▶ _DATASET EXTRACT_:
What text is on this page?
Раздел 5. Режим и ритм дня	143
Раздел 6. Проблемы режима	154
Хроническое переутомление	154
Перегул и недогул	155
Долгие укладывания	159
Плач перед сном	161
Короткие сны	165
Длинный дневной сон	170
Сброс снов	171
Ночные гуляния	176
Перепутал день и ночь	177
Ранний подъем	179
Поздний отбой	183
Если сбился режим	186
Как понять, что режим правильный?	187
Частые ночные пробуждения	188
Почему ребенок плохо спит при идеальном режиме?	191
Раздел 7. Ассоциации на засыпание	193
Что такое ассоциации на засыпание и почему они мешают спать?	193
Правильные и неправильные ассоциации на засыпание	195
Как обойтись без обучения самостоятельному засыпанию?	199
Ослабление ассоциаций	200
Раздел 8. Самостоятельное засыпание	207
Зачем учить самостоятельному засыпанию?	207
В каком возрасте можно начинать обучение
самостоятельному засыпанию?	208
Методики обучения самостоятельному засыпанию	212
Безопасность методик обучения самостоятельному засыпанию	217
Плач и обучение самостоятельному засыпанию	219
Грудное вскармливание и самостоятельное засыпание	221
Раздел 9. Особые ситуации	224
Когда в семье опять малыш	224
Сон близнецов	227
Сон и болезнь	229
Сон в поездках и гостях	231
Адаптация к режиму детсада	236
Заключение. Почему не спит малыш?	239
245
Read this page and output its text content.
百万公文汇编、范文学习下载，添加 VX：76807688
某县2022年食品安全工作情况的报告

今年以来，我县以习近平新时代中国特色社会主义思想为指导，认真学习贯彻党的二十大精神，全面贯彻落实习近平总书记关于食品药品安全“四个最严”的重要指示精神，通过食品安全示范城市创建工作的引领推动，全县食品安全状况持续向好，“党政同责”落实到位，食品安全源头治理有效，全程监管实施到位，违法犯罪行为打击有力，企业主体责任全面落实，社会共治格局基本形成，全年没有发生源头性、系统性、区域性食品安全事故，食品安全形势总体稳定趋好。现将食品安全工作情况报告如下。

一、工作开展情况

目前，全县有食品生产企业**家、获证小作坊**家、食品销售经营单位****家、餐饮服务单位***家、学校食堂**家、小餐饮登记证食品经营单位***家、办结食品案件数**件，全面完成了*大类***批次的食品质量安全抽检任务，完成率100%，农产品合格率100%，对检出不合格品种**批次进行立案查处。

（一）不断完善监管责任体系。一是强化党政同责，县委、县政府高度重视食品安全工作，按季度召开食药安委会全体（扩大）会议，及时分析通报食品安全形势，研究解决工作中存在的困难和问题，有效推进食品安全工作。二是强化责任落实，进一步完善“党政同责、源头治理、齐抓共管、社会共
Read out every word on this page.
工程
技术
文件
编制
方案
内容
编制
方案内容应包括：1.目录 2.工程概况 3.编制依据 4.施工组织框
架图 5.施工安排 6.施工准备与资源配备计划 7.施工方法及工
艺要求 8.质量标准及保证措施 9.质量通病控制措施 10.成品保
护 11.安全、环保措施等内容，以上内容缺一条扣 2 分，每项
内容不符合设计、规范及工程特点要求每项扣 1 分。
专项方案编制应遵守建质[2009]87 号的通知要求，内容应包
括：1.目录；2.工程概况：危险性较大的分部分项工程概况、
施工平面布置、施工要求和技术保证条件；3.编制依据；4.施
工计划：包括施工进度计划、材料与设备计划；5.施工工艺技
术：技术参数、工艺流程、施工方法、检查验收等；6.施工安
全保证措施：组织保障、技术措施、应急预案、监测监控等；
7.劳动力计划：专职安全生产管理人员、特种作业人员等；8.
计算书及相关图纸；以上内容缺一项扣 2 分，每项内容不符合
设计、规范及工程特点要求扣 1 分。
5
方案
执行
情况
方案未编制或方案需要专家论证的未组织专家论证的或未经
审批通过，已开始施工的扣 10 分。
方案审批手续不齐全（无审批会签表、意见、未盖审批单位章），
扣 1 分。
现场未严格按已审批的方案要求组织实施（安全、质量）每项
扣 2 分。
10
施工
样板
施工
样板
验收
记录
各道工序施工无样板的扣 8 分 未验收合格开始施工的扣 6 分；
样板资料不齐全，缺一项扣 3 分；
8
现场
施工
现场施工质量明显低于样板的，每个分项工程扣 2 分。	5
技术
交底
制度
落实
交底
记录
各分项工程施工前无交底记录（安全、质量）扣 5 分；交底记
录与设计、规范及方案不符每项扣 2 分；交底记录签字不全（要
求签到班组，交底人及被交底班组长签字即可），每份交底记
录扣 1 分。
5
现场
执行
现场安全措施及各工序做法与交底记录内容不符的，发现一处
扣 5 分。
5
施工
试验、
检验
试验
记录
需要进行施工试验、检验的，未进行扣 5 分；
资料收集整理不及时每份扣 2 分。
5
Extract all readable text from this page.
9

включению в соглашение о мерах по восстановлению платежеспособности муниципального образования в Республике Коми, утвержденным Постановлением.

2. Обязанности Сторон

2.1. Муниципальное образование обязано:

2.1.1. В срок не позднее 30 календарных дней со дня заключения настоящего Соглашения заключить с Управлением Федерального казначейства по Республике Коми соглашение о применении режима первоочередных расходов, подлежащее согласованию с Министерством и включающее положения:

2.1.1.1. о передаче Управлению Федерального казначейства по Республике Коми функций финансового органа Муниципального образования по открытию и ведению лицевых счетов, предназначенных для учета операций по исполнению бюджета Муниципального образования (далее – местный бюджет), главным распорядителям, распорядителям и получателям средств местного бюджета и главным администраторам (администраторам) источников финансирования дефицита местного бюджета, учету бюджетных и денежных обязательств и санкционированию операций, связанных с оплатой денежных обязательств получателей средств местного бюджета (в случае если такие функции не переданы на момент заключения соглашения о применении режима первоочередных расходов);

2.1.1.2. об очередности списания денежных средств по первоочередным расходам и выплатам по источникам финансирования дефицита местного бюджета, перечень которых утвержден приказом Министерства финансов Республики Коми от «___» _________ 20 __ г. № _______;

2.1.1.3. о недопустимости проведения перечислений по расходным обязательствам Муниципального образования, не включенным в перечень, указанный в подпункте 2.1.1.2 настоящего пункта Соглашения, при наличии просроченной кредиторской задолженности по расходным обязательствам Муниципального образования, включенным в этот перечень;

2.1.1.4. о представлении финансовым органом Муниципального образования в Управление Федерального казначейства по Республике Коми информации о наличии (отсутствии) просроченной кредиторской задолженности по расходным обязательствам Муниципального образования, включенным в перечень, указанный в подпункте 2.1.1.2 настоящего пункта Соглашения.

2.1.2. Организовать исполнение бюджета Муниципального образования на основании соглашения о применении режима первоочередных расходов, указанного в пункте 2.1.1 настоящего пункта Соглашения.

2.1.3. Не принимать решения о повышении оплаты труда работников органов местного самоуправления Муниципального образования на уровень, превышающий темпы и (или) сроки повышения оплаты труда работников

▶ _EXERCISE PROMPT_:
Each line of the material should be duplicated exactly, please.

▶ _THE ANSWER_:
What text is on this page?
Раздел 5. Режим и ритм дня	143
Раздел 6. Проблемы режима	154
Хроническое переутомление	154
Перегул и недогул	155
Долгие укладывания	159
Плач перед сном	161
Короткие сны	165
Длинный дневной сон	170
Сброс снов	171
Ночные гуляния	176
Перепутал день и ночь	177
Ранний подъем	179
Поздний отбой	183
Если сбился режим	186
Как понять, что режим правильный?	187
Частые ночные пробуждения	188
Почему ребенок плохо спит при идеальном режиме?	191
Раздел 7. Ассоциации на засыпание	193
Что такое ассоциации на засыпание и почему они мешают спать?	193
Правильные и неправильные ассоциации на засыпание	195
Как обойтись без обучения самостоятельному засыпанию?	199
Ослабление ассоциаций	200
Раздел 8. Самостоятельное засыпание	207
Зачем учить самостоятельному засыпанию?	207
В каком возрасте можно начинать обучение
самостоятельному засыпанию?	208
Методики обучения самостоятельному засыпанию	212
Безопасность методик обучения самостоятельному засыпанию	217
Плач и обучение самостоятельному засыпанию	219
Грудное вскармливание и самостоятельное засыпание	221
Раздел 9. Особые ситуации	224
Когда в семье опять малыш	224
Сон близнецов	227
Сон и болезнь	229
Сон в поездках и гостях	231
Адаптация к режиму детсада	236
Заключение. Почему не спит малыш?	239
245
Read this page and output its text content.
百万公文汇编、范文学习下载，添加 VX：76807688
某县2022年食品安全工作情况的报告

今年以来，我县以习近平新时代中国特色社会主义思想为指导，认真学习贯彻党的二十大精神，全面贯彻落实习近平总书记关于食品药品安全“四个最严”的重要指示精神，通过食品安全示范城市创建工作的引领推动，全县食品安全状况持续向好，“党政同责”落实到位，食品安全源头治理有效，全程监管实施到位，违法犯罪行为打击有力，企业主体责任全面落实，社会共治格局基本形成，全年没有发生源头性、系统性、区域性食品安全事故，食品安全形势总体稳定趋好。现将食品安全工作情况报告如下。

一、工作开展情况

目前，全县有食品生产企业**家、获证小作坊**家、食品销售经营单位****家、餐饮服务单位***家、学校食堂**家、小餐饮登记证食品经营单位***家、办结食品案件数**件，全面完成了*大类***批次的食品质量安全抽检任务，完成率100%，农产品合格率100%，对检出不合格品种**批次进行立案查处。

（一）不断完善监管责任体系。一是强化党政同责，县委、县政府高度重视食品安全工作，按季度召开食药安委会全体（扩大）会议，及时分析通报食品安全形势，研究解决工作中存在的困难和问题，有效推进食品安全工作。二是强化责任落实，进一步完善“党政同责、源头治理、齐抓共管、社会共
Read out every word on this page.
工程
技术
文件
编制
方案
内容
编制
方案内容应包括：1.目录 2.工程概况 3.编制依据 4.施工组织框
架图 5.施工安排 6.施工准备与资源配备计划 7.施工方法及工
艺要求 8.质量标准及保证措施 9.质量通病控制措施 10.成品保
护 11.安全、环保措施等内容，以上内容缺一条扣 2 分，每项
内容不符合设计、规范及工程特点要求每项扣 1 分。
专项方案编制应遵守建质[2009]87 号的通知要求，内容应包
括：1.目录；2.工程概况：危险性较大的分部分项工程概况、
施工平面布置、施工要求和技术保证条件；3.编制依据；4.施
工计划：包括施工进度计划、材料与设备计划；5.施工工艺技
术：技术参数、工艺流程、施工方法、检查验收等；6.施工安
全保证措施：组织保障、技术措施、应急预案、监测监控等；
7.劳动力计划：专职安全生产管理人员、特种作业人员等；8.
计算书及相关图纸；以上内容缺一项扣 2 分，每项内容不符合
设计、规范及工程特点要求扣 1 分。
5
方案
执行
情况
方案未编制或方案需要专家论证的未组织专家论证的或未经
审批通过，已开始施工的扣 10 分。
方案审批手续不齐全（无审批会签表、意见、未盖审批单位章），
扣 1 分。
现场未严格按已审批的方案要求组织实施（安全、质量）每项
扣 2 分。
10
施工
样板
施工
样板
验收
记录
各道工序施工无样板的扣 8 分 未验收合格开始施工的扣 6 分；
样板资料不齐全，缺一项扣 3 分；
8
现场
施工
现场施工质量明显低于样板的，每个分项工程扣 2 分。	5
技术
交底
制度
落实
交底
记录
各分项工程施工前无交底记录（安全、质量）扣 5 分；交底记
录与设计、规范及方案不符每项扣 2 分；交底记录签字不全（要
求签到班组，交底人及被交底班组长签字即可），每份交底记
录扣 1 分。
5
现场
执行
现场安全措施及各工序做法与交底记录内容不符的，发现一处
扣 5 分。
5
施工
试验、
检验
试验
记录
需要进行施工试验、检验的，未进行扣 5 分；
资料收集整理不及时每份扣 2 分。
5
Extract all readable text from this page.
9

включению в соглашение о мерах по восстановлению платежеспособности муниципального образования в Республике Коми, утвержденным Постановлением.

2. Обязанности Сторон

2.1. Муниципальное образование обязано:

2.1.1. В срок не позднее 30 календарных дней со дня заключения настоящего Соглашения заключить с Управлением Федерального казначейства по Республике Коми соглашение о применении режима первоочередных расходов, подлежащее согласованию с Министерством и включающее положения:

2.1.1.1. о передаче Управлению Федерального казначейства по Республике Коми функций финансового органа Муниципального образования по открытию и ведению лицевых счетов, предназначенных для учета операций по исполнению бюджета Муниципального образования (далее – местный бюджет), главным распорядителям, распорядителям и получателям средств местного бюджета и главным администраторам (администраторам) источников финансирования дефицита местного бюджета, учету бюджетных и денежных обязательств и санкционированию операций, связанных с оплатой денежных обязательств получателей средств местного бюджета (в случае если такие функции не переданы на момент заключения соглашения о применении режима первоочередных расходов);

2.1.1.2. об очередности списания денежных средств по первоочередным расходам и выплатам по источникам финансирования дефицита местного бюджета, перечень которых утвержден приказом Министерства финансов Республики Коми от «___» _________ 20 __ г. № _______;

2.1.1.3. о недопустимости проведения перечислений по расходным обязательствам Муниципального образования, не включенным в перечень, указанный в подпункте 2.1.1.2 настоящего пункта Соглашения, при наличии просроченной кредиторской задолженности по расходным обязательствам Муниципального образования, включенным в этот перечень;

2.1.1.4. о представлении финансовым органом Муниципального образования в Управление Федерального казначейства по Республике Коми информации о наличии (отсутствии) просроченной кредиторской задолженности по расходным обязательствам Муниципального образования, включенным в перечень, указанный в подпункте 2.1.1.2 настоящего пункта Соглашения.

2.1.2. Организовать исполнение бюджета Муниципального образования на основании соглашения о применении режима первоочередных расходов, указанного в пункте 2.1.1 настоящего пункта Соглашения.

2.1.3. Не принимать решения о повышении оплаты труда работников органов местного самоуправления Муниципального образования на уровень, превышающий темпы и (или) сроки повышения оплаты труда работников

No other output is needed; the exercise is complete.